* **Exercise task 1**
In the commit page about the KV tile axis fix, which modes does the new pre-slice keep free?
* **Exercise task 2**
Print the part of the commit page that starts at "(C) tma_partition produces" and ends at "coord modes: (1,1,1,1,n_kv_tiles,1,1,1).".

FIX: (None,0,None,0) pre-slice keeps KV tile axis (mode 2) free

tBgK has 4 modes: (V_grouped, ?, KV_tiles, ?). Mode 2 is the GMEM tile dim.
Old (None,None,0,0) kept modes 0,1 free → mode 2 collapsed to 0 → always tile 0.
8-None no-op slice FAILS — tensor is 4-mode, not 8-mode, at JIT level.

Fix: (None,0,None,0) keeps modes 0,2 free → 2D tensor.
Then tBgK[None, kt] indexes the surviving KV_tiles dim.

Matches CUTLASS reference FMHA pattern:
  tKgK = tKgK_kdl[None, None, 0, batch]
  cute.copy(tma_k, tKgK[None, kv_coord], ...)
This commit is contained in:
2026-05-22 23:25:40 +00:00
parent 39744ec467
commit 00332825cd
3 changed files with 37 additions and 43 deletions

View File

@@ -14,18 +14,14 @@ Three structural rules learned the hard way:
`utils.sm100.get_tmem_load_op` + `get_smem_store_op` works and is what
the CUTLASS Blackwell FMHA reference uses in `correction_rescale`.
(C) tma_partition produces a tensor with 8 TMA coordinate dimensions, but only
4 are visible in the Python shape. After
tBsK, tBgK = cpasync.tma_partition(tma_k, 0, b_lay,
group_modes(sK,0,3),
group_modes(tCgK,0,3))
`tBgK` has 8 TMA coord modes: (1,1,1,1,n_kv_tiles,1,1,1).
Mode 4 is the GMEM-tile iteration axis.
Pre-slicing with `tBgK[(None,None,0,0)]` collapses the GMEM tile axis to
coordinate 0, so every TMA copy reads tile 0 regardless of the coord
value passed. The 8-None no-op pre-slice opens the full TMA coord space.

* **Data extract**
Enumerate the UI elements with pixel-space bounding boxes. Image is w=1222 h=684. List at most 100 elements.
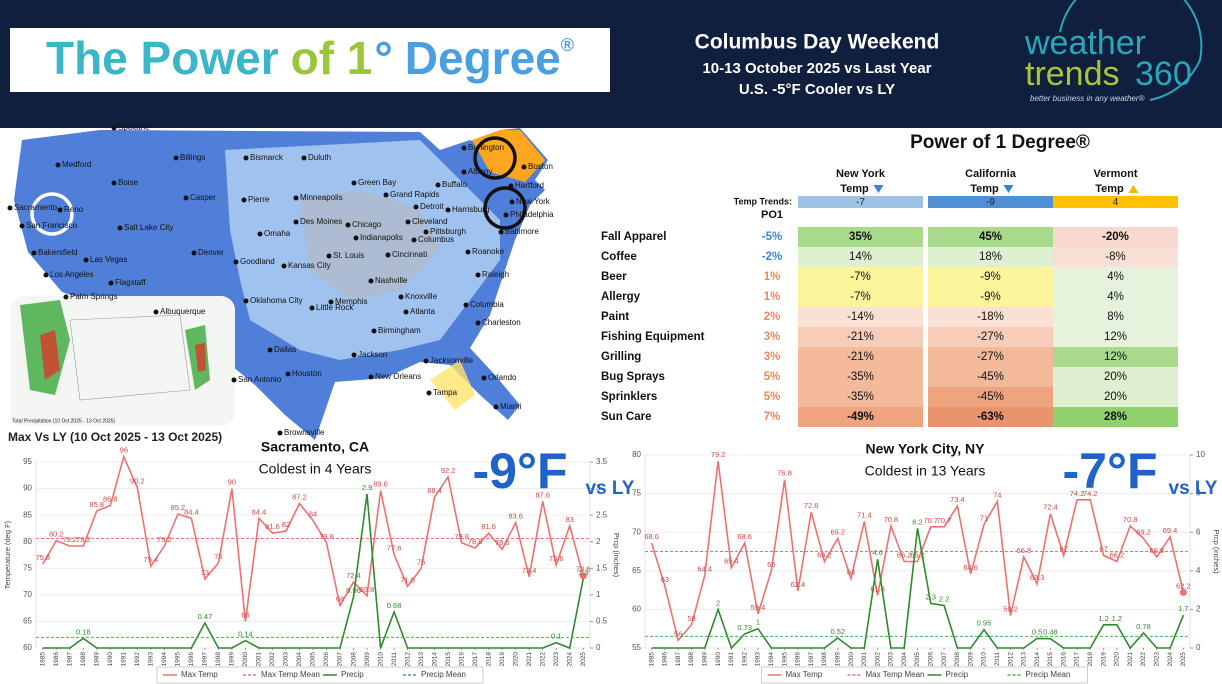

* **Finished answer 1**
Modes 0 and 2, which leaves a 2D tensor.

* **Finished answer 2**
(C) tma_partition produces a tensor with 8 TMA coordinate dimensions, but only
4 are visible in the Python shape. After
tBsK, tBgK = cpasync.tma_partition(tma_k, 0, b_lay,
group_modes(sK,0,3),
group_modes(tCgK,0,3))
`tBgK` has 8 TMA coord modes: (1,1,1,1,n_kv_tiles,1,1,1).